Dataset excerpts
□ □ □ □ □

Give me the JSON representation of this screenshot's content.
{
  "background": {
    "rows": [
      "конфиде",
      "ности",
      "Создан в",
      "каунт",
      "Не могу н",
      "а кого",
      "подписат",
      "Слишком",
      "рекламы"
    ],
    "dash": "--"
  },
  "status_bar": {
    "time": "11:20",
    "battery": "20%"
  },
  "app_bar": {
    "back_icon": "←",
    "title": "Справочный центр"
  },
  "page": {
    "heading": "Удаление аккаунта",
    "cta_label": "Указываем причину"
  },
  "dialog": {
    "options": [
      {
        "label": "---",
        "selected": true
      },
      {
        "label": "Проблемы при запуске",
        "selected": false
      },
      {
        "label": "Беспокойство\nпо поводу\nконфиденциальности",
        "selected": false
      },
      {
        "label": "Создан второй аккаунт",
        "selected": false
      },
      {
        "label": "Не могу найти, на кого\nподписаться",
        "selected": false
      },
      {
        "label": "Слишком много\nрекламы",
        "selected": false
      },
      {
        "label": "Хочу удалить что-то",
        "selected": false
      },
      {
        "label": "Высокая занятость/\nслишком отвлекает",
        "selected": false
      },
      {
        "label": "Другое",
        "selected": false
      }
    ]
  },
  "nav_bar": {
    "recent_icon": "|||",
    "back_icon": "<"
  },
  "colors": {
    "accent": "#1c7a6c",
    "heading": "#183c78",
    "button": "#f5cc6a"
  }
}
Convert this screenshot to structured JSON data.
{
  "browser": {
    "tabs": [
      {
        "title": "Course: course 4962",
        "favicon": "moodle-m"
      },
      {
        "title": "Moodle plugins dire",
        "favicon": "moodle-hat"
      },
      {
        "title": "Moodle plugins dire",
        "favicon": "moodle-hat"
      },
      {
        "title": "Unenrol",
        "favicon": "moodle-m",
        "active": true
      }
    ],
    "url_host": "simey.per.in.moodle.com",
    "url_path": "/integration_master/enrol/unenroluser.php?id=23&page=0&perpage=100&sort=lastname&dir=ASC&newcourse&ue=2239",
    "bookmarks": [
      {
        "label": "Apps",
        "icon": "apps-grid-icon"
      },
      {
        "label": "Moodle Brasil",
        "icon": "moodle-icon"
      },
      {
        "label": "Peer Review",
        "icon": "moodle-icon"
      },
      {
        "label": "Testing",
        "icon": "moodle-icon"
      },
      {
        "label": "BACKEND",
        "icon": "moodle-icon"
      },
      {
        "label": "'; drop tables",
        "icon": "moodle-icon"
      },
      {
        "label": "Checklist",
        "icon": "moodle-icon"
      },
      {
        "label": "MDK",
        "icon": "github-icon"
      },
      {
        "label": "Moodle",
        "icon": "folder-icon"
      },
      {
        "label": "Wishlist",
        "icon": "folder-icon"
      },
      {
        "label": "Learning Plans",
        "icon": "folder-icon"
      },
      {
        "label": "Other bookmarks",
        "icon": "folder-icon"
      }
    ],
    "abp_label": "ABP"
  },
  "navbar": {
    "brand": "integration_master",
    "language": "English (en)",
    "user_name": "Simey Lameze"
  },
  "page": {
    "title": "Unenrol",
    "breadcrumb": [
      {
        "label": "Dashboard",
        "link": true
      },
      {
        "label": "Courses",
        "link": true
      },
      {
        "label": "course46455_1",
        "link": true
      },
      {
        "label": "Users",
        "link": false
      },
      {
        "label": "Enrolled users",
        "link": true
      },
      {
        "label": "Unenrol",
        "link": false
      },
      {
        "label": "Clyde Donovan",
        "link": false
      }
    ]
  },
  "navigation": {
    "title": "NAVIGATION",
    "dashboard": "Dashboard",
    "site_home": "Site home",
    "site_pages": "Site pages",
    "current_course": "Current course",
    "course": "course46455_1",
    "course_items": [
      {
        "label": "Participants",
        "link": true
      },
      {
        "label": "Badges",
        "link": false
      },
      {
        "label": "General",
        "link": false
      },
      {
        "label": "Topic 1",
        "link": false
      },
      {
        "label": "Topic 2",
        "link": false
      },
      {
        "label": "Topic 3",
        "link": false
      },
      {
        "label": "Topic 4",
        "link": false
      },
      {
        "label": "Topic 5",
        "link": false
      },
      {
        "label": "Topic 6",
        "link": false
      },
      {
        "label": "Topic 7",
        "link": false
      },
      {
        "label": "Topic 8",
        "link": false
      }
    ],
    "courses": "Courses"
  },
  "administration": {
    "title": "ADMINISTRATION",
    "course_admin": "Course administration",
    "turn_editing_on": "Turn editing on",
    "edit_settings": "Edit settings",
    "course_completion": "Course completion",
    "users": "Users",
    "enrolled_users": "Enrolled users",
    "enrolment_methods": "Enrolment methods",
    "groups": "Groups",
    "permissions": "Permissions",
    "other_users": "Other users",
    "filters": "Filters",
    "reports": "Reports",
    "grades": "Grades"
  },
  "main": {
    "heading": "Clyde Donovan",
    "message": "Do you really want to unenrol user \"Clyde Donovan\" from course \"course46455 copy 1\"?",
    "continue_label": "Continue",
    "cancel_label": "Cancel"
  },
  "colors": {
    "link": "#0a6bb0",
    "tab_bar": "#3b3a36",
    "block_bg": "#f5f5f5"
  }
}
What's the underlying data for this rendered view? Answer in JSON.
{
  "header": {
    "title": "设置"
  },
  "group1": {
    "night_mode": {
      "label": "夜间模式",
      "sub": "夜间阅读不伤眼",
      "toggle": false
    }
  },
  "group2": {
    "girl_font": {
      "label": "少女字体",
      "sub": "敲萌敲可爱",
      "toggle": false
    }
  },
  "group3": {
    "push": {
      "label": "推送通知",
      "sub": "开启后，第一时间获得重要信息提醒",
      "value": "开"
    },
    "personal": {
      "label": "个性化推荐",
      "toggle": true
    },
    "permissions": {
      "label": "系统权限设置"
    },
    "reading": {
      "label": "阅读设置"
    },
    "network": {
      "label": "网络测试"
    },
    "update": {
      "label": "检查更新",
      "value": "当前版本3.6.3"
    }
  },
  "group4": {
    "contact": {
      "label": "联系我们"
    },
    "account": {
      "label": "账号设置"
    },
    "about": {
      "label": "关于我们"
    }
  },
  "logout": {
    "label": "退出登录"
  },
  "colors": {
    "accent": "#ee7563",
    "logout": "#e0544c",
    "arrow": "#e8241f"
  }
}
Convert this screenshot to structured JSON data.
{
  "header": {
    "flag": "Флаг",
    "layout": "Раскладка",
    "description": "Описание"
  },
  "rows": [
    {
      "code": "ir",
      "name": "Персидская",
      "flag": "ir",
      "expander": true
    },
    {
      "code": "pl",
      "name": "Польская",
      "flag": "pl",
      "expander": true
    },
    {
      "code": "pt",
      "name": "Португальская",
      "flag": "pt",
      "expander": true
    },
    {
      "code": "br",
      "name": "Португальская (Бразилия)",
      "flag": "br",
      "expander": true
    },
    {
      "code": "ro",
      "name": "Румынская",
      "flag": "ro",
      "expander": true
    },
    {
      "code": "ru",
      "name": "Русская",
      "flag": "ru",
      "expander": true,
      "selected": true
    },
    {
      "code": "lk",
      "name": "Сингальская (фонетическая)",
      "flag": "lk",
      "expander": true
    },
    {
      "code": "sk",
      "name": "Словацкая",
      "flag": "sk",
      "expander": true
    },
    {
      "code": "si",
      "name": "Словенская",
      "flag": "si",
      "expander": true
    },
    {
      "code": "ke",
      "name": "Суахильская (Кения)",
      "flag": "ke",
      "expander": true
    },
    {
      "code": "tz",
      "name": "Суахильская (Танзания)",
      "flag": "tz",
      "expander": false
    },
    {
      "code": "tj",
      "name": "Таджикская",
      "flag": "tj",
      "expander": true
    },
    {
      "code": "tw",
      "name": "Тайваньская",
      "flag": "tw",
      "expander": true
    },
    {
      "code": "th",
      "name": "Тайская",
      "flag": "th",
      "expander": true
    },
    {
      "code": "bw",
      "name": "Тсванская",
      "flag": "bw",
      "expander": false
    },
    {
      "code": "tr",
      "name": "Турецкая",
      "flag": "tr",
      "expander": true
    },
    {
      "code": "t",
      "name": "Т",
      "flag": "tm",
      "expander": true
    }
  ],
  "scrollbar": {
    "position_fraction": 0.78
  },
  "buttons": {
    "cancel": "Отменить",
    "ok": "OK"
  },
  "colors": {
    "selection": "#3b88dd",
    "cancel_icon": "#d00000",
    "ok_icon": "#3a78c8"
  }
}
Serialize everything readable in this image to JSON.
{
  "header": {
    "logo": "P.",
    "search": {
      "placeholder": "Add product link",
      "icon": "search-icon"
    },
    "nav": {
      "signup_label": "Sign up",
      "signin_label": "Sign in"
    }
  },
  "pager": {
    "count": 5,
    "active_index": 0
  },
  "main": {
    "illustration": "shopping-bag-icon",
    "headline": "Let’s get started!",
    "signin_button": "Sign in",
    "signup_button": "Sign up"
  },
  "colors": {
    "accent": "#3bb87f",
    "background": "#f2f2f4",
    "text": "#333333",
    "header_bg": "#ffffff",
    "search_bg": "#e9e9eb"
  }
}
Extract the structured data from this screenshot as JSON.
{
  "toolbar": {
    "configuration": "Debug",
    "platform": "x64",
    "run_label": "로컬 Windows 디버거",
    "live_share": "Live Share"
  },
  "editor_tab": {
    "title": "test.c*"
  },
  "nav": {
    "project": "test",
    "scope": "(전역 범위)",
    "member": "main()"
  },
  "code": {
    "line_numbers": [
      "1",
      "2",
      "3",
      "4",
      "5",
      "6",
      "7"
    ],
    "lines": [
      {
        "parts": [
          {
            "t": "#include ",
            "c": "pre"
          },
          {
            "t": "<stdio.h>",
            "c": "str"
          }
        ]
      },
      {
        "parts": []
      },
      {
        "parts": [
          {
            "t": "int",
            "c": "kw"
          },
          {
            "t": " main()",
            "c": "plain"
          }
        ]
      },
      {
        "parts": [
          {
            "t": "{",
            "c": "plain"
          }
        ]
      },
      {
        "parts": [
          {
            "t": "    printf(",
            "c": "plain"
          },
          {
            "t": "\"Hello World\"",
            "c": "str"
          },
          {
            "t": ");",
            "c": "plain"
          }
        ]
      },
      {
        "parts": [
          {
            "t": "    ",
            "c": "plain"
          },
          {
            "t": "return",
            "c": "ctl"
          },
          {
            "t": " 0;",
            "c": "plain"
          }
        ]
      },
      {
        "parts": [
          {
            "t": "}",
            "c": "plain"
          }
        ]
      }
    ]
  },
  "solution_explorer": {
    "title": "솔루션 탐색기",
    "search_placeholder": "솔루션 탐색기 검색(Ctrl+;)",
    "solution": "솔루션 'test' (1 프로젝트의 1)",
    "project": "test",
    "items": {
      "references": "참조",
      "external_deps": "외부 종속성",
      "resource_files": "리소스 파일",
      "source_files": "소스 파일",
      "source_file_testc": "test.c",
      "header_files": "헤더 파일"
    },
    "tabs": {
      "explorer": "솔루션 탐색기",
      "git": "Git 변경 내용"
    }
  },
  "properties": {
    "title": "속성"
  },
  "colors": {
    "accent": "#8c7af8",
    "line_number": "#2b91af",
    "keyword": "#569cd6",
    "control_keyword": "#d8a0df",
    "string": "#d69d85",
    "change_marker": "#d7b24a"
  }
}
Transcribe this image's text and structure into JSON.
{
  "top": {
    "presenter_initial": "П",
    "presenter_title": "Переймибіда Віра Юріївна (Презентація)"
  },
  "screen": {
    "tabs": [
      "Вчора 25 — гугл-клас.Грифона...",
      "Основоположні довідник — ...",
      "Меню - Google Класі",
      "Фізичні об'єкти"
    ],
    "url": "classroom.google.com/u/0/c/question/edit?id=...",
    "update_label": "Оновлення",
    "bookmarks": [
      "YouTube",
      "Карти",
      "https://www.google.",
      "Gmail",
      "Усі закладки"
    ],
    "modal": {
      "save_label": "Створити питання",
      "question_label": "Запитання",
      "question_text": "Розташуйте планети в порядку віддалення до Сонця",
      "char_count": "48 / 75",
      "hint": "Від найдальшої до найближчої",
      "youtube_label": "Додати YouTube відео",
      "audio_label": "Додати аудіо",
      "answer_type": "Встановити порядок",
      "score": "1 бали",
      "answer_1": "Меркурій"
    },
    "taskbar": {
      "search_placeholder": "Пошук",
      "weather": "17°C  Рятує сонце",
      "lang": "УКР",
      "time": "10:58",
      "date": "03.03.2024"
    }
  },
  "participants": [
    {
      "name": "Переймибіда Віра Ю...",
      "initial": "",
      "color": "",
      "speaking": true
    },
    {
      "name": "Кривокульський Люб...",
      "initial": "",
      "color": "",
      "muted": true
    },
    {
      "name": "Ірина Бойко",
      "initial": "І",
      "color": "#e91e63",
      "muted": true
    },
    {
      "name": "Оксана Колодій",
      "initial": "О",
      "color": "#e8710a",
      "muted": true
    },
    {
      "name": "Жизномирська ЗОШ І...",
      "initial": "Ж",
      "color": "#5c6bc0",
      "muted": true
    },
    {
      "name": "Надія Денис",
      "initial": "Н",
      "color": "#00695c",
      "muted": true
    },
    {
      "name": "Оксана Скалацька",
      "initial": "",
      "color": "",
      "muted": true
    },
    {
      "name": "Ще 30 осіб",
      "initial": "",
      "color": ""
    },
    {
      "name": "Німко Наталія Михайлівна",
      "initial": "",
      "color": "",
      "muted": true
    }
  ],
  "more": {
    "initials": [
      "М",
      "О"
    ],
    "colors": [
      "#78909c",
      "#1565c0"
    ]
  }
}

□ □ □ □ □

▶ _PROMPT_
Going through the records above, state how many lines carry "this", with no other text.

▶ _CORRECT OUTPUT_
7